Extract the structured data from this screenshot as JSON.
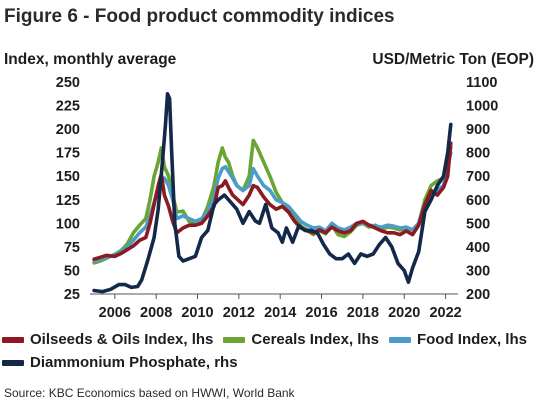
{
  "header": {
    "title": "Figure 6 - Food product commodity indices",
    "left_axis_title": "Index, monthly average",
    "right_axis_title": "USD/Metric Ton (EOP)"
  },
  "footer": {
    "source": "Source: KBC Economics based on HWWI, World Bank"
  },
  "colors": {
    "oilseeds": "#8b1a22",
    "cereals": "#6aa534",
    "food": "#4a9cc9",
    "dap": "#14284a"
  },
  "chart_data": {
    "type": "line",
    "title": "Figure 6 - Food product commodity indices",
    "ylabel_left": "Index, monthly average",
    "ylabel_right": "USD/Metric Ton (EOP)",
    "xlim": [
      2004.8,
      2022.6
    ],
    "ylim_left": [
      25,
      250
    ],
    "ylim_right": [
      200,
      1100
    ],
    "x_ticks": [
      2006,
      2008,
      2010,
      2012,
      2014,
      2016,
      2018,
      2020,
      2022
    ],
    "y_left_ticks": [
      25,
      50,
      75,
      100,
      125,
      150,
      175,
      200,
      225,
      250
    ],
    "y_right_ticks": [
      200,
      300,
      400,
      500,
      600,
      700,
      800,
      900,
      1000,
      1100
    ],
    "grid": false,
    "legend_position": "bottom",
    "series": [
      {
        "name": "Cereals Index, lhs",
        "axis": "left",
        "color": "#6aa534",
        "x": [
          2005.0,
          2005.3,
          2005.6,
          2006.0,
          2006.3,
          2006.6,
          2006.9,
          2007.2,
          2007.5,
          2007.7,
          2007.9,
          2008.1,
          2008.25,
          2008.4,
          2008.6,
          2008.8,
          2009.0,
          2009.3,
          2009.6,
          2009.9,
          2010.2,
          2010.5,
          2010.8,
          2011.0,
          2011.2,
          2011.35,
          2011.5,
          2011.7,
          2011.9,
          2012.2,
          2012.5,
          2012.7,
          2012.9,
          2013.2,
          2013.5,
          2013.8,
          2014.1,
          2014.4,
          2014.7,
          2015.0,
          2015.3,
          2015.6,
          2015.9,
          2016.2,
          2016.5,
          2016.8,
          2017.1,
          2017.4,
          2017.7,
          2018.0,
          2018.3,
          2018.6,
          2018.9,
          2019.2,
          2019.5,
          2019.8,
          2020.1,
          2020.4,
          2020.7,
          2021.0,
          2021.3,
          2021.6,
          2021.9,
          2022.1,
          2022.25
        ],
        "values": [
          58,
          60,
          63,
          67,
          71,
          78,
          90,
          98,
          105,
          125,
          150,
          165,
          180,
          160,
          150,
          130,
          112,
          113,
          102,
          100,
          103,
          118,
          140,
          165,
          180,
          170,
          165,
          150,
          140,
          135,
          150,
          188,
          180,
          165,
          150,
          133,
          122,
          115,
          108,
          97,
          93,
          88,
          92,
          89,
          98,
          88,
          86,
          91,
          98,
          100,
          96,
          98,
          94,
          96,
          95,
          93,
          95,
          93,
          100,
          125,
          140,
          145,
          148,
          170,
          180
        ]
      },
      {
        "name": "Food Index, lhs",
        "axis": "left",
        "color": "#4a9cc9",
        "x": [
          2005.0,
          2005.3,
          2005.6,
          2006.0,
          2006.3,
          2006.6,
          2006.9,
          2007.2,
          2007.5,
          2007.7,
          2007.9,
          2008.1,
          2008.25,
          2008.4,
          2008.6,
          2008.8,
          2009.0,
          2009.3,
          2009.6,
          2009.9,
          2010.2,
          2010.5,
          2010.8,
          2011.0,
          2011.2,
          2011.35,
          2011.5,
          2011.7,
          2011.9,
          2012.2,
          2012.5,
          2012.7,
          2012.9,
          2013.2,
          2013.5,
          2013.8,
          2014.1,
          2014.4,
          2014.7,
          2015.0,
          2015.3,
          2015.6,
          2015.9,
          2016.2,
          2016.5,
          2016.8,
          2017.1,
          2017.4,
          2017.7,
          2018.0,
          2018.3,
          2018.6,
          2018.9,
          2019.2,
          2019.5,
          2019.8,
          2020.1,
          2020.4,
          2020.7,
          2021.0,
          2021.3,
          2021.6,
          2021.9,
          2022.1,
          2022.25
        ],
        "values": [
          60,
          62,
          64,
          66,
          70,
          75,
          82,
          90,
          96,
          108,
          122,
          138,
          145,
          148,
          140,
          125,
          105,
          108,
          105,
          102,
          105,
          112,
          128,
          148,
          158,
          160,
          155,
          148,
          140,
          135,
          140,
          158,
          150,
          140,
          135,
          125,
          122,
          118,
          110,
          102,
          98,
          95,
          96,
          92,
          100,
          95,
          93,
          96,
          100,
          100,
          98,
          97,
          96,
          98,
          97,
          95,
          96,
          93,
          100,
          120,
          132,
          135,
          140,
          160,
          175
        ]
      },
      {
        "name": "Oilseeds & Oils Index, lhs",
        "axis": "left",
        "color": "#8b1a22",
        "x": [
          2005.0,
          2005.3,
          2005.6,
          2006.0,
          2006.3,
          2006.6,
          2006.9,
          2007.2,
          2007.5,
          2007.7,
          2007.9,
          2008.1,
          2008.25,
          2008.4,
          2008.6,
          2008.8,
          2009.0,
          2009.3,
          2009.6,
          2009.9,
          2010.2,
          2010.5,
          2010.8,
          2011.0,
          2011.2,
          2011.35,
          2011.5,
          2011.7,
          2011.9,
          2012.2,
          2012.5,
          2012.7,
          2012.9,
          2013.2,
          2013.5,
          2013.8,
          2014.1,
          2014.4,
          2014.7,
          2015.0,
          2015.3,
          2015.6,
          2015.9,
          2016.2,
          2016.5,
          2016.8,
          2017.1,
          2017.4,
          2017.7,
          2018.0,
          2018.3,
          2018.6,
          2018.9,
          2019.2,
          2019.5,
          2019.8,
          2020.1,
          2020.4,
          2020.7,
          2021.0,
          2021.3,
          2021.6,
          2021.9,
          2022.1,
          2022.25
        ],
        "values": [
          62,
          64,
          66,
          65,
          68,
          72,
          76,
          82,
          85,
          100,
          120,
          140,
          152,
          130,
          118,
          102,
          90,
          95,
          98,
          98,
          100,
          108,
          118,
          138,
          140,
          145,
          138,
          130,
          126,
          120,
          130,
          140,
          138,
          128,
          120,
          115,
          118,
          112,
          102,
          95,
          92,
          90,
          93,
          90,
          96,
          92,
          90,
          92,
          100,
          102,
          98,
          95,
          92,
          90,
          90,
          88,
          92,
          88,
          98,
          120,
          135,
          130,
          138,
          150,
          185
        ]
      },
      {
        "name": "Diammonium Phosphate, rhs",
        "axis": "right",
        "color": "#14284a",
        "x": [
          2005.0,
          2005.4,
          2005.8,
          2006.2,
          2006.5,
          2006.8,
          2007.1,
          2007.3,
          2007.6,
          2007.9,
          2008.1,
          2008.3,
          2008.45,
          2008.55,
          2008.65,
          2008.75,
          2008.9,
          2009.1,
          2009.3,
          2009.6,
          2009.9,
          2010.2,
          2010.5,
          2010.8,
          2011.0,
          2011.3,
          2011.6,
          2011.9,
          2012.2,
          2012.5,
          2012.8,
          2013.0,
          2013.3,
          2013.6,
          2013.9,
          2014.1,
          2014.3,
          2014.6,
          2014.9,
          2015.2,
          2015.5,
          2015.8,
          2016.1,
          2016.4,
          2016.7,
          2017.0,
          2017.3,
          2017.6,
          2017.9,
          2018.2,
          2018.5,
          2018.8,
          2019.1,
          2019.4,
          2019.7,
          2020.0,
          2020.2,
          2020.4,
          2020.7,
          2021.0,
          2021.3,
          2021.6,
          2021.9,
          2022.1,
          2022.25
        ],
        "values": [
          215,
          210,
          220,
          240,
          240,
          228,
          232,
          260,
          345,
          440,
          560,
          760,
          920,
          1050,
          1030,
          800,
          500,
          360,
          340,
          350,
          360,
          440,
          470,
          580,
          600,
          620,
          590,
          560,
          500,
          550,
          510,
          500,
          580,
          480,
          460,
          420,
          480,
          420,
          490,
          470,
          470,
          460,
          410,
          370,
          350,
          350,
          370,
          330,
          370,
          360,
          370,
          410,
          440,
          400,
          330,
          300,
          250,
          310,
          380,
          550,
          600,
          660,
          700,
          800,
          920
        ]
      }
    ]
  },
  "legend": [
    {
      "label": "Oilseeds & Oils Index, lhs",
      "color": "#8b1a22"
    },
    {
      "label": "Cereals Index, lhs",
      "color": "#6aa534"
    },
    {
      "label": "Food Index, lhs",
      "color": "#4a9cc9"
    },
    {
      "label": "Diammonium Phosphate, rhs",
      "color": "#14284a"
    }
  ]
}
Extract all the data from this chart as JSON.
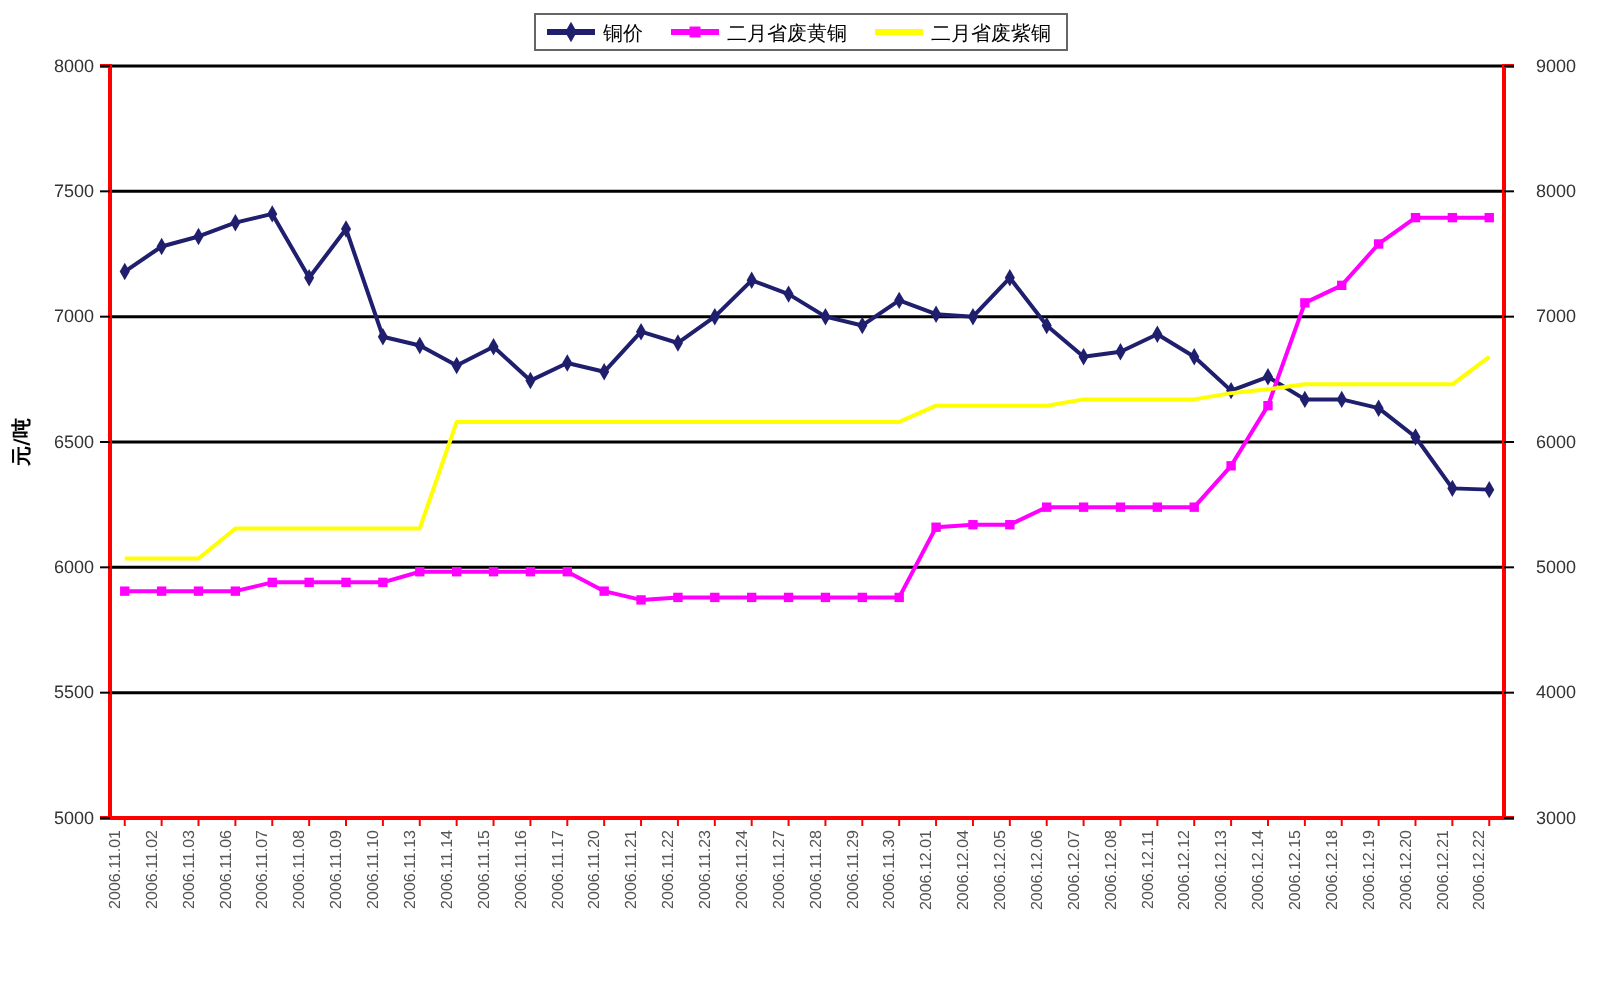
{
  "chart_data": {
    "type": "line",
    "ylabel": "元/吨",
    "categories": [
      "2006.11.01",
      "2006.11.02",
      "2006.11.03",
      "2006.11.06",
      "2006.11.07",
      "2006.11.08",
      "2006.11.09",
      "2006.11.10",
      "2006.11.13",
      "2006.11.14",
      "2006.11.15",
      "2006.11.16",
      "2006.11.17",
      "2006.11.20",
      "2006.11.21",
      "2006.11.22",
      "2006.11.23",
      "2006.11.24",
      "2006.11.27",
      "2006.11.28",
      "2006.11.29",
      "2006.11.30",
      "2006.12.01",
      "2006.12.04",
      "2006.12.05",
      "2006.12.06",
      "2006.12.07",
      "2006.12.08",
      "2006.12.11",
      "2006.12.12",
      "2006.12.13",
      "2006.12.14",
      "2006.12.15",
      "2006.12.18",
      "2006.12.19",
      "2006.12.20",
      "2006.12.21",
      "2006.12.22"
    ],
    "series": [
      {
        "name": "铜价",
        "color": "#1f1f6e",
        "marker": "diamond",
        "values": [
          7180,
          7280,
          7320,
          7375,
          7410,
          7155,
          7350,
          6920,
          6885,
          6805,
          6880,
          6745,
          6815,
          6780,
          6940,
          6895,
          7000,
          7145,
          7090,
          7000,
          6965,
          7065,
          7010,
          7000,
          7155,
          6965,
          6840,
          6860,
          6930,
          6840,
          6705,
          6760,
          6670,
          6670,
          6635,
          6520,
          6315,
          6310
        ]
      },
      {
        "name": "二月省废黄铜",
        "color": "#ff00ff",
        "marker": "square",
        "axis": "y2",
        "values": [
          4810,
          4810,
          4810,
          4810,
          4880,
          4880,
          4880,
          4880,
          4965,
          4965,
          4965,
          4965,
          4965,
          4810,
          4740,
          4760,
          4760,
          4760,
          4760,
          4760,
          4760,
          4760,
          5320,
          5340,
          5340,
          5480,
          5480,
          5480,
          5480,
          5480,
          5810,
          6290,
          7110,
          7250,
          7580,
          7790,
          7790,
          7790
        ]
      },
      {
        "name": "二月省废紫铜",
        "color": "#ffff00",
        "marker": "none",
        "axis": "y2",
        "values": [
          5070,
          5070,
          5070,
          5310,
          5310,
          5310,
          5310,
          5310,
          5310,
          6160,
          6160,
          6160,
          6160,
          6160,
          6160,
          6160,
          6160,
          6160,
          6160,
          6160,
          6160,
          6160,
          6290,
          6290,
          6290,
          6290,
          6340,
          6340,
          6340,
          6340,
          6390,
          6420,
          6460,
          6460,
          6460,
          6460,
          6460,
          6680
        ]
      }
    ],
    "ylim": [
      5000,
      8000
    ],
    "yticks": [
      5000,
      5500,
      6000,
      6500,
      7000,
      7500,
      8000
    ],
    "y2lim": [
      3000,
      9000
    ],
    "y2ticks": [
      3000,
      4000,
      5000,
      6000,
      7000,
      8000,
      9000
    ],
    "grid": "y",
    "legend": "top"
  }
}
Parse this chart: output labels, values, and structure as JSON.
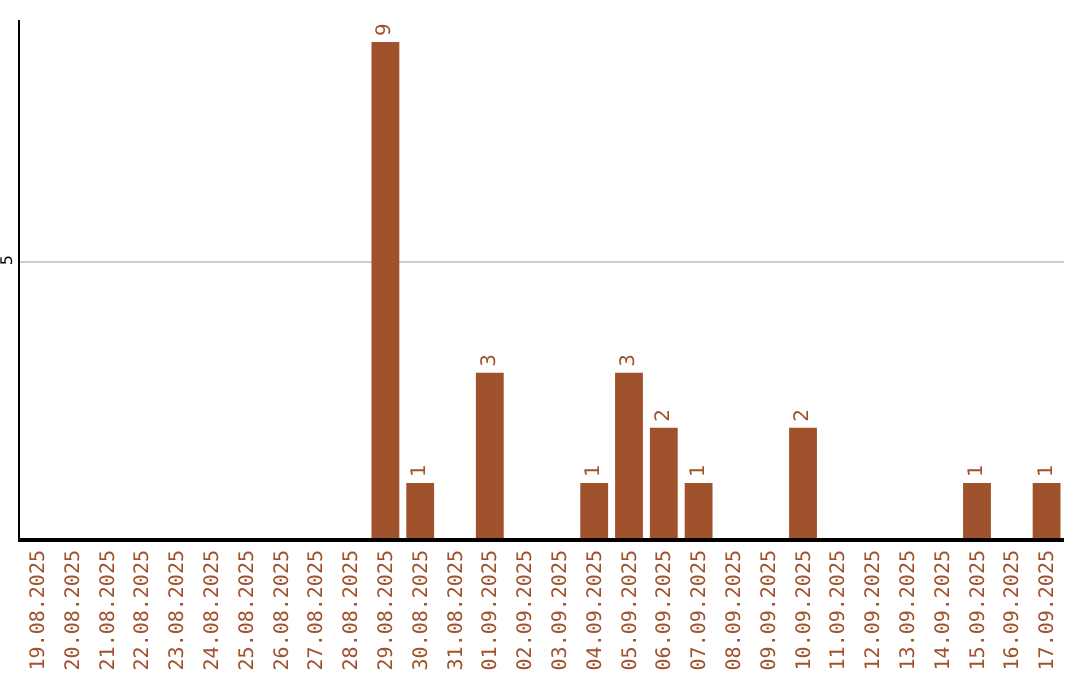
{
  "chart_data": {
    "type": "bar",
    "categories": [
      "19.08.2025",
      "20.08.2025",
      "21.08.2025",
      "22.08.2025",
      "23.08.2025",
      "24.08.2025",
      "25.08.2025",
      "26.08.2025",
      "27.08.2025",
      "28.08.2025",
      "29.08.2025",
      "30.08.2025",
      "31.08.2025",
      "01.09.2025",
      "02.09.2025",
      "03.09.2025",
      "04.09.2025",
      "05.09.2025",
      "06.09.2025",
      "07.09.2025",
      "08.09.2025",
      "09.09.2025",
      "10.09.2025",
      "11.09.2025",
      "12.09.2025",
      "13.09.2025",
      "14.09.2025",
      "15.09.2025",
      "16.09.2025",
      "17.09.2025"
    ],
    "values": [
      0,
      0,
      0,
      0,
      0,
      0,
      0,
      0,
      0,
      0,
      9,
      1,
      0,
      3,
      0,
      0,
      1,
      3,
      2,
      1,
      0,
      0,
      2,
      0,
      0,
      0,
      0,
      1,
      0,
      1
    ],
    "value_labels": [
      null,
      null,
      null,
      null,
      null,
      null,
      null,
      null,
      null,
      null,
      "9",
      "1",
      null,
      "3",
      null,
      null,
      "1",
      "3",
      "2",
      "1",
      null,
      null,
      "2",
      null,
      null,
      null,
      null,
      "1",
      null,
      "1"
    ],
    "color": "#a0522d",
    "ylim": [
      0,
      9.4
    ],
    "yticks": [
      5
    ],
    "grid": "y",
    "legend": false
  }
}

_ _ _

Each line from the one containing "Parse this chart: output" through the last line of the entries above is to be extracted exactly. Pictures are not part of the copy.

Parse this chart: output labels, values, and structure as JSON.
{
  "chart_data": {
    "type": "bar",
    "categories": [
      "19.08.2025",
      "20.08.2025",
      "21.08.2025",
      "22.08.2025",
      "23.08.2025",
      "24.08.2025",
      "25.08.2025",
      "26.08.2025",
      "27.08.2025",
      "28.08.2025",
      "29.08.2025",
      "30.08.2025",
      "31.08.2025",
      "01.09.2025",
      "02.09.2025",
      "03.09.2025",
      "04.09.2025",
      "05.09.2025",
      "06.09.2025",
      "07.09.2025",
      "08.09.2025",
      "09.09.2025",
      "10.09.2025",
      "11.09.2025",
      "12.09.2025",
      "13.09.2025",
      "14.09.2025",
      "15.09.2025",
      "16.09.2025",
      "17.09.2025"
    ],
    "values": [
      0,
      0,
      0,
      0,
      0,
      0,
      0,
      0,
      0,
      0,
      9,
      1,
      0,
      3,
      0,
      0,
      1,
      3,
      2,
      1,
      0,
      0,
      2,
      0,
      0,
      0,
      0,
      1,
      0,
      1
    ],
    "value_labels": [
      null,
      null,
      null,
      null,
      null,
      null,
      null,
      null,
      null,
      null,
      "9",
      "1",
      null,
      "3",
      null,
      null,
      "1",
      "3",
      "2",
      "1",
      null,
      null,
      "2",
      null,
      null,
      null,
      null,
      "1",
      null,
      "1"
    ],
    "color": "#a0522d",
    "ylim": [
      0,
      9.4
    ],
    "yticks": [
      5
    ],
    "grid": "y",
    "legend": false
  }
}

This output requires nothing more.